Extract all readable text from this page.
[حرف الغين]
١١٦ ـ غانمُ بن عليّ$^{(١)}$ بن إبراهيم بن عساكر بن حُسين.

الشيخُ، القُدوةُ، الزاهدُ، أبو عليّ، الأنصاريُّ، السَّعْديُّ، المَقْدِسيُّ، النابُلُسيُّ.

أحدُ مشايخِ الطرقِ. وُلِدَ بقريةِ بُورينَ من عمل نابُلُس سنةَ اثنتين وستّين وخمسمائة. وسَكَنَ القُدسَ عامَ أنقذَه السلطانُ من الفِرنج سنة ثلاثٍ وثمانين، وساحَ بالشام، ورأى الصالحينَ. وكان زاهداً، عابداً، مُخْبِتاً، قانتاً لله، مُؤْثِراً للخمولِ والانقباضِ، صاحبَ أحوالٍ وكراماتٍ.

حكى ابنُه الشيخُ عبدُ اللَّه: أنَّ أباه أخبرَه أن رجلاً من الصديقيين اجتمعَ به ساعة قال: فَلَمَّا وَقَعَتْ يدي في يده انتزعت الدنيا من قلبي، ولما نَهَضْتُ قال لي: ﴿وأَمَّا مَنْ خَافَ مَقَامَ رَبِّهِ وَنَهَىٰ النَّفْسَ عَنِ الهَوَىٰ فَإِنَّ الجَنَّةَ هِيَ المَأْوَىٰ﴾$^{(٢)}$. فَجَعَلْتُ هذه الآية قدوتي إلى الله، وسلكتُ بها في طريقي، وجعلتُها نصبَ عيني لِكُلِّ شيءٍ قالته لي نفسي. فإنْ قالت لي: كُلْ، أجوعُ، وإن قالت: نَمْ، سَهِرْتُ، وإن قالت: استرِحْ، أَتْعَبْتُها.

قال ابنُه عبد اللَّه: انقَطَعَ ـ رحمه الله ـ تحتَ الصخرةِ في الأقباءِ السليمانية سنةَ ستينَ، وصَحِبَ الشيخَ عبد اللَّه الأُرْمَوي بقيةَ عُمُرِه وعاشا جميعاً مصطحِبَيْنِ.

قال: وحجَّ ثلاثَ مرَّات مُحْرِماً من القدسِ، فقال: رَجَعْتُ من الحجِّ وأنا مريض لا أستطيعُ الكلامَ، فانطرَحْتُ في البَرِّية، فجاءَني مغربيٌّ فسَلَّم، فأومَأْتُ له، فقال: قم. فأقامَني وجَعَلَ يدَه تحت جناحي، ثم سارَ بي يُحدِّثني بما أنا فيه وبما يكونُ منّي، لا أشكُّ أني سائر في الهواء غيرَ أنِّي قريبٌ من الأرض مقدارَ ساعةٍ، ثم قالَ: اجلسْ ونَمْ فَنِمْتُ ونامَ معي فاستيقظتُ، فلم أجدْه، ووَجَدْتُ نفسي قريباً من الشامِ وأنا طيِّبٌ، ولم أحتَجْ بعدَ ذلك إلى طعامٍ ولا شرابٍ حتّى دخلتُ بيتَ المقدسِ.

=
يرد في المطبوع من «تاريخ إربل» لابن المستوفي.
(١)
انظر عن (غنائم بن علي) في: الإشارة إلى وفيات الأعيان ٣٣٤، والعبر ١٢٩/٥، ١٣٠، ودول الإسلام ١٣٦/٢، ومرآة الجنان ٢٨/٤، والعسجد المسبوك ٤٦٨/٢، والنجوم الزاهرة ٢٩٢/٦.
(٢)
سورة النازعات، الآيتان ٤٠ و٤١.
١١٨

····················

WHAT THE TASK REQUIRES: Pull out all lines in the data above that include "الله".

COMPLETED TASK:
حكى ابنُه الشيخُ عبدُ اللَّه: أنَّ أباه أخبرَه أن رجلاً من الصديقيين اجتمعَ به ساعة قال: فَلَمَّا وَقَعَتْ يدي في يده انتزعت الدنيا من قلبي، ولما نَهَضْتُ قال لي: ﴿وأَمَّا مَنْ خَافَ مَقَامَ رَبِّهِ وَنَهَىٰ النَّفْسَ عَنِ الهَوَىٰ فَإِنَّ الجَنَّةَ هِيَ المَأْوَىٰ﴾$^{(٢)}$. فَجَعَلْتُ هذه الآية قدوتي إلى الله، وسلكتُ بها في طريقي، وجعلتُها نصبَ عيني لِكُلِّ شيءٍ قالته لي نفسي. فإنْ قالت لي: كُلْ، أجوعُ، وإن قالت: نَمْ، سَهِرْتُ، وإن قالت: استرِحْ، أَتْعَبْتُها.
قال ابنُه عبد اللَّه: انقَطَعَ ـ رحمه الله ـ تحتَ الصخرةِ في الأقباءِ السليمانية سنةَ ستينَ، وصَحِبَ الشيخَ عبد اللَّه الأُرْمَوي بقيةَ عُمُرِه وعاشا جميعاً مصطحِبَيْنِ.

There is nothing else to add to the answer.